
  6. tont

    Favre refused the Packers “pay-of hush money” when they tried to force him to retire so it obviously wasn’t all about the money.

    • E. Wolf

      No, the end of the story is this Number Four, aka Berty Judas, aka The Traitor, aka Baron von Dongschotz committed the crime of treason against the Packers by engineering his way out of the trade to the Jets—perhaps feigning or at least embellishing injury to induce release from Mangini—for the express purpose of playing for our most hated rival, the Vikings. By his own admission, he did this to “stick it to Green Bay.” With the hindsight of 2010, whereby Rodgers and the Pack swept Berty Judas and the Vikings, culminating in one of the most valiant Super Bowl runs ever, it is all too easy for folks to be lulled into a state of gooey complacency about this matter. In the end, as it turned out, all Berty ever did was deny the Packers a division championship a year before they were truly ready to recapture the Lombardi Trophy.
      This only came to be so by the thinnest of margins—one errant pass intercepted in New Orleans. Absent that, given the Colts’ performance in the Super Bowl two weeks later, it is, at the very least, quite possible, if not probable, that, but for that single interception at the end of the NFC title game, Berty would not only have beaten the Packers twice, but would have led our most hated rival their first Super Bowl Championship ever, thus breaking the spell we have over them, once and for all.
      This WAS his intention—this WAS his design. And one only need to revisit the smug look of contentment as he looked on from the Vikings’ sideline in either of those two games that painful season to be forever reminded of this, or perhaps those vile Sears commercials in which he jests about once having liked the color green.
      All of this is of course compounded by the absence—even to this day– of even the slightest attempt to at least feign the slightest concern for what these actions did to the legions of Packer fans who once supported—nay adored— him in spite of everything up until to that point.
      Detractors like you will point out what ‘he did for Green Bay.’ It is precisely because of his importance in Packers history—and at least up until 2009 importance to Packer fans—that make such crimes so heinous, and so completely, indelibly beyond even the suggestion of forgiveness or reconciliation. No figure who came to personify a franchise had ever played for a hated rival for the express purpose of foiling his prior team. Of course, such sentiments overstate the importance of Number Four in the renaissance of the Packers, downplaying the role of Bob Harlan, Ron Wolf, Reggie White, and above all Mike Holmgren, without whom the quarterback may have never risen out of obscurity in the first place.
      People forget all this. People also forget the toxic, poisonous environment that man created for Thompson, McCarthy and even Rodgers, putting the entire organization in grave jeopardy of not being able to function. People overlook the sort of brass balls it required for Thompson and McCarthy to stare into NFL mortality, with the cold, steely eyes of an assassin, and say “No.” Of course, it then required Rodgers to put forth an unparalled, superhuman effort, culminating in a Super Bowl Victory, an MVP award, and all around the greatest career stats ever enjoyed by a quarterback to nullify this toxic environment that this man created. And in spite of it all, some residual effects are still seen even today.
      For all these reasons, his crimes—his treason!–against the Packers must never be forgotten, and he must NEVER be forgiven. Retire his number and welcome him back to Lambeau? It is not just that the time is not right now, it will never be right given the outrages he—and he alone—perpetrated. I for one hold that man in absolute contempt and disdain. I hate his guts. And I call for Packer fans everywhere to demand his eternal banishment from Packerland, for now and forever more, until the end of days.

  7. GetoveryourselfPackerFans

    At least acknowledge the year he had in 2009. Viking’s were so embarrassing that year.

  8. eric

    Wow, what a douche you are. You just prove that everyone from Wisconsin is a blinded by homerism, bloated on cheese and drunk at all times. Speaking to someone from Wisconsin is like going back in time about 20 years. Get a life.

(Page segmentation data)

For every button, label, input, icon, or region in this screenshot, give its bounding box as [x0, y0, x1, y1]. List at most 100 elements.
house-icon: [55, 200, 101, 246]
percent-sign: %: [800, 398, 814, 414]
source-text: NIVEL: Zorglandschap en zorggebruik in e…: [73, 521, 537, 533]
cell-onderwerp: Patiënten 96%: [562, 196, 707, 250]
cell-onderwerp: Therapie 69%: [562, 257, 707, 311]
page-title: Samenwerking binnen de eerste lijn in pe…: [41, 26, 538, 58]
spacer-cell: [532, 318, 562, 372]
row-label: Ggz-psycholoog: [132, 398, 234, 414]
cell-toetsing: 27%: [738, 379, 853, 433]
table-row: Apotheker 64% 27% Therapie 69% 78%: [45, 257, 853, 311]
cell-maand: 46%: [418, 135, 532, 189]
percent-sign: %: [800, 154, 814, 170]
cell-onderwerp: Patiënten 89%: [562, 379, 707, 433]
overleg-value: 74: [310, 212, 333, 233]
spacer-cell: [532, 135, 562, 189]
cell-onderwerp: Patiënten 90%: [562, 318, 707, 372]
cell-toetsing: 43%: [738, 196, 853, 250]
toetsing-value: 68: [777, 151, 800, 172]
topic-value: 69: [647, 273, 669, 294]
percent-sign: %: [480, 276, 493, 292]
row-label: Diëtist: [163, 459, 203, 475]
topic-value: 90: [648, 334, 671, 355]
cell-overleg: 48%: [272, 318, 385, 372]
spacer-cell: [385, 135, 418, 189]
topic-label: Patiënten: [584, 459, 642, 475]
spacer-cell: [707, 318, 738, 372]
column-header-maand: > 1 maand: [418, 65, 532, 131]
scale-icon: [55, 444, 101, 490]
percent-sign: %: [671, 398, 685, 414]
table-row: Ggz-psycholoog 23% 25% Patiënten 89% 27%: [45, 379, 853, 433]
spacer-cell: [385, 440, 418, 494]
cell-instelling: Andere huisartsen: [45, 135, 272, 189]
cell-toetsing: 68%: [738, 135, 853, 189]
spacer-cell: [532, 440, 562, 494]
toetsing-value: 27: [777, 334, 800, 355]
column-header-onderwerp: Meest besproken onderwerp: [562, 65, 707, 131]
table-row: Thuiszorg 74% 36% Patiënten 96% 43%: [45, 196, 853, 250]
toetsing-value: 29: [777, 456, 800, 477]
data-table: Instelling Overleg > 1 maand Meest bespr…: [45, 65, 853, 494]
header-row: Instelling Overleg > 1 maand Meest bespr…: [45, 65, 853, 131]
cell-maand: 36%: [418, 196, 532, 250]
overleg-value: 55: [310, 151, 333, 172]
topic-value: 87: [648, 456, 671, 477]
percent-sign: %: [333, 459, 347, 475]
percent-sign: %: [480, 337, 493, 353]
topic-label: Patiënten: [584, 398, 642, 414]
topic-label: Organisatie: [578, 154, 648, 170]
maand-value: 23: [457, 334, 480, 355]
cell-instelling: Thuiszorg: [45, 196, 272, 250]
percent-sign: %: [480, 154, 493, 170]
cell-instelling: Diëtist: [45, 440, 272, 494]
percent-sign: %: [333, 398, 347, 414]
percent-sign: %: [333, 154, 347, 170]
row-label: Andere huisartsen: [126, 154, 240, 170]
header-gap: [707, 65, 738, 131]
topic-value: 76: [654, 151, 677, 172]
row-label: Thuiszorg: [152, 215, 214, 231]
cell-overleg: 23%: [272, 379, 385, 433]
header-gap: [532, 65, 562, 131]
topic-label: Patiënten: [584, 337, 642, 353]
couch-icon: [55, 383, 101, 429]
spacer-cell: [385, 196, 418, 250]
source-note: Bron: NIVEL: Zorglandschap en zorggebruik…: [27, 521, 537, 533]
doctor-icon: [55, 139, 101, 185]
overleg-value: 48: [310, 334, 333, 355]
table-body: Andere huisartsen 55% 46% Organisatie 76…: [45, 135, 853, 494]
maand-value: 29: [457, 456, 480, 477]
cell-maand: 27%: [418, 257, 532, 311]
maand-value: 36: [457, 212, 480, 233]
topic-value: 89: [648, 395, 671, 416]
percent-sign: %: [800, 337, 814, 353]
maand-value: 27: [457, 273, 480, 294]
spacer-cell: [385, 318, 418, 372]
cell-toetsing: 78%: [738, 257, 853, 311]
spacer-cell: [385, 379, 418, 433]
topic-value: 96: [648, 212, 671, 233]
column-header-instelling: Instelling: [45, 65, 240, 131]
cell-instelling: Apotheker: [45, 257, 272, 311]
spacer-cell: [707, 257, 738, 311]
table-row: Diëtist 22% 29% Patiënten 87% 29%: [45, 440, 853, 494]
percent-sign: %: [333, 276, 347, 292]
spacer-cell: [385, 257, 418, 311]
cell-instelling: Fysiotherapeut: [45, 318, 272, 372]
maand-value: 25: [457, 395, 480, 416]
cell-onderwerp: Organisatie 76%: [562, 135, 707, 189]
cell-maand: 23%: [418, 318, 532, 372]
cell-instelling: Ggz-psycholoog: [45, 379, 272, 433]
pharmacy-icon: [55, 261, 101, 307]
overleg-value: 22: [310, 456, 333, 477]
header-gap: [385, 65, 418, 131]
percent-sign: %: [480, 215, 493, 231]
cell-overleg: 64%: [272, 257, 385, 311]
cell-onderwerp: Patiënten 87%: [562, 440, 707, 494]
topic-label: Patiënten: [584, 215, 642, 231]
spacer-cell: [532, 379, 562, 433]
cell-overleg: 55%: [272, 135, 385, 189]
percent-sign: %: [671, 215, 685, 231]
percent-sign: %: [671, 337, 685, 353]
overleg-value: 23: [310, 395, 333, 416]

Exercise instructions – Print the part of the comment thread about Favre between "7. GetoveryourselfPackerFans" and "Get a life.", inclusive. Work only from the comment thread about Favre and the Packers.

Task solution –
7. GetoveryourselfPackerFans

    At least acknowledge the year he had in 2009. Viking’s were so embarrassing that year.

  8. eric

    Wow, what a douche you are. You just prove that everyone from Wisconsin is a blinded by homerism, bloated on cheese and drunk at all times. Speaking to someone from Wisconsin is like going back in time about 20 years. Get a life.